**Written task:** Output only the count of lines that contain "GBPUSD".

**Extracted material:**
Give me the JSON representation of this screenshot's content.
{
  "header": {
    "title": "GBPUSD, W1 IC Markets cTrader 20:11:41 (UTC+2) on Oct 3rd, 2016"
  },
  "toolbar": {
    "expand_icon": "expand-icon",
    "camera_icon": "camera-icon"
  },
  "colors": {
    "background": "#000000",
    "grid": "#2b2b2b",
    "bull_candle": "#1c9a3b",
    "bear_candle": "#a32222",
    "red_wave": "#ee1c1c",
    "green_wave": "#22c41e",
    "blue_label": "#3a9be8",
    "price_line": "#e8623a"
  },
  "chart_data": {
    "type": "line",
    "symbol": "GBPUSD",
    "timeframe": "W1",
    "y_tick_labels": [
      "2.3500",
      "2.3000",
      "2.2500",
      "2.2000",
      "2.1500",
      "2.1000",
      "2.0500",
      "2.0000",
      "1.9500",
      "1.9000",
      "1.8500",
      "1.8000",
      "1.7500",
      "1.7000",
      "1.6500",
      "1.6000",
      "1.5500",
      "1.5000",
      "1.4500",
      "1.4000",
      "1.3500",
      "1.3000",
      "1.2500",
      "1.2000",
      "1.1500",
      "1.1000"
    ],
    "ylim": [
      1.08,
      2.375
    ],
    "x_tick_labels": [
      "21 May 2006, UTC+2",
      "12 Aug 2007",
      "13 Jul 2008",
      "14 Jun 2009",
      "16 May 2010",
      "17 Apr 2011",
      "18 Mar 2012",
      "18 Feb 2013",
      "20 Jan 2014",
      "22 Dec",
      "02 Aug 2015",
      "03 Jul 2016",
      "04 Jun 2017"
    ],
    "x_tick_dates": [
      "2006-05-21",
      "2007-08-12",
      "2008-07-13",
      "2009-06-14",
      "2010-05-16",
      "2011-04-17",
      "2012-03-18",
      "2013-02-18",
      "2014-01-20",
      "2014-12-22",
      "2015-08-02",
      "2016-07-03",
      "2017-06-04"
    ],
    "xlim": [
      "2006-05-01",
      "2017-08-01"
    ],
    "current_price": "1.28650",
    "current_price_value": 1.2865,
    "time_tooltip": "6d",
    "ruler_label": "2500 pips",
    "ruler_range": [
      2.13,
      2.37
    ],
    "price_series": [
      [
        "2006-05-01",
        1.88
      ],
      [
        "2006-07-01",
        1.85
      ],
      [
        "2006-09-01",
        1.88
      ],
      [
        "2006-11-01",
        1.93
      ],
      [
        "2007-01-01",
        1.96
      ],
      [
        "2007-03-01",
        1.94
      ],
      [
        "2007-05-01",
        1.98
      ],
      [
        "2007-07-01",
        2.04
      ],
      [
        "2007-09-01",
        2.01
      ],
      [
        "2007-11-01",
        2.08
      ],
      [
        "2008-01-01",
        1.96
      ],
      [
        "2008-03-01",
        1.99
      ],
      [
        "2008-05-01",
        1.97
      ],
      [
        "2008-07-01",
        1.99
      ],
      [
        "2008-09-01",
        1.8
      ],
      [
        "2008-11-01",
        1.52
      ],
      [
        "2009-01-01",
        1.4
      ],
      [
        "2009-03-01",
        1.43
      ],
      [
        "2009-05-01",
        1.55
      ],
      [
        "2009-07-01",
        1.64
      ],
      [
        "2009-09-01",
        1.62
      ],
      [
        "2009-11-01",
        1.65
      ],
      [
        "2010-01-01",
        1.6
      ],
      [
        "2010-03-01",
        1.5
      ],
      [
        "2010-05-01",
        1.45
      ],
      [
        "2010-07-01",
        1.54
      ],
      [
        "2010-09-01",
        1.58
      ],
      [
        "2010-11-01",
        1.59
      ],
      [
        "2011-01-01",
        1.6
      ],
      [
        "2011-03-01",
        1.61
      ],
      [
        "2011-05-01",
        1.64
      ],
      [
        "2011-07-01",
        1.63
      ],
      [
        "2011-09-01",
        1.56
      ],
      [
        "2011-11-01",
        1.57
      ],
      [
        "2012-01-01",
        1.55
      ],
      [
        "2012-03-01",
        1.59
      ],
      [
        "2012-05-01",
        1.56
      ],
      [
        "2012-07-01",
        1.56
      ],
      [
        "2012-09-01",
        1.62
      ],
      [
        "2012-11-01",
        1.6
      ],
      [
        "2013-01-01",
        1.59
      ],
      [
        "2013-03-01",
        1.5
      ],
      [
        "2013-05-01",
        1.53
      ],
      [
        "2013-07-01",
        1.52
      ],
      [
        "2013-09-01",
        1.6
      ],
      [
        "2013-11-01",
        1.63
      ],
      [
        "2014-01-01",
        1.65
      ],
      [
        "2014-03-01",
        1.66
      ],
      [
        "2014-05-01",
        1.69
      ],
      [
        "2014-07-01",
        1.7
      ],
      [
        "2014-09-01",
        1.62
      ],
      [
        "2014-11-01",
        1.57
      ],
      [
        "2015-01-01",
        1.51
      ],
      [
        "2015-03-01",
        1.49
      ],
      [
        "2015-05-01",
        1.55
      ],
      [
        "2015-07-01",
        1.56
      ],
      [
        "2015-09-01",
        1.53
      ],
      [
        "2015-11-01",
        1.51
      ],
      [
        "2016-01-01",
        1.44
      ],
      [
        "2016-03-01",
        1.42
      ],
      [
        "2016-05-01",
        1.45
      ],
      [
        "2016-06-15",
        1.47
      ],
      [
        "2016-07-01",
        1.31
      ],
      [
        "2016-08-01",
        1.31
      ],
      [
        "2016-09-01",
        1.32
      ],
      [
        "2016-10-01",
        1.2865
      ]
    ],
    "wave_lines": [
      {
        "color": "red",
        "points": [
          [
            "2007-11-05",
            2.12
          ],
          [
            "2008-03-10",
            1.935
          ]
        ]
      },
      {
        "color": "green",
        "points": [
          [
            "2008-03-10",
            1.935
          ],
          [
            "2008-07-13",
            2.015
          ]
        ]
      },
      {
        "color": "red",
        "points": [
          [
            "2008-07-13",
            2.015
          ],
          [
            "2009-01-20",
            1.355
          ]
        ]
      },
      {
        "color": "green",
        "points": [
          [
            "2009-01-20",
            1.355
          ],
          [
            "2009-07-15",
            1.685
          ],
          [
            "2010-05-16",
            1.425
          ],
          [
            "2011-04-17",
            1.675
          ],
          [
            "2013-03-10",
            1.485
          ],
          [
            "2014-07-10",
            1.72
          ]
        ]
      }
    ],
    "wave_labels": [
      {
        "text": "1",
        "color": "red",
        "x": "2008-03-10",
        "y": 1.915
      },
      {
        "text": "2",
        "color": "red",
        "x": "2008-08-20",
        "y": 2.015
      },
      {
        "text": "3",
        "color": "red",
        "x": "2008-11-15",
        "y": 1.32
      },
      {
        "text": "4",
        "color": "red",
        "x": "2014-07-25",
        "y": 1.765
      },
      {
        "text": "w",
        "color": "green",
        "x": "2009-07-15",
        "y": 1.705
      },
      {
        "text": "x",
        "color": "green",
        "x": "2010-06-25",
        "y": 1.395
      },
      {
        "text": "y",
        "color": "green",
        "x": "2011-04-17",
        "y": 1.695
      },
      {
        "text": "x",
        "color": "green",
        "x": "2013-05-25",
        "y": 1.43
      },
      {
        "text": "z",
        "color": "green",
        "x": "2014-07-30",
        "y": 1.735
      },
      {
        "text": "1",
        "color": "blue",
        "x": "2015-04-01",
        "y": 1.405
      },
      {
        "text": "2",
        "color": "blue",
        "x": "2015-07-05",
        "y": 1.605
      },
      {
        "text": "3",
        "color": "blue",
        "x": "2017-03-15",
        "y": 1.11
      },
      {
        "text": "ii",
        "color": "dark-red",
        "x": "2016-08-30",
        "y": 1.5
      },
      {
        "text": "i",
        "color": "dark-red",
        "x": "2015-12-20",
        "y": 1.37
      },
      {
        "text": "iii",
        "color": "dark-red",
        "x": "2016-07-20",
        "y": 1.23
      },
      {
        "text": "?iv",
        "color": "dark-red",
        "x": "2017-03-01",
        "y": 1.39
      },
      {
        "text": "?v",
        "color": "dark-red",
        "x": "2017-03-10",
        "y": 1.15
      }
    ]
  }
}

**Response to this task:** 2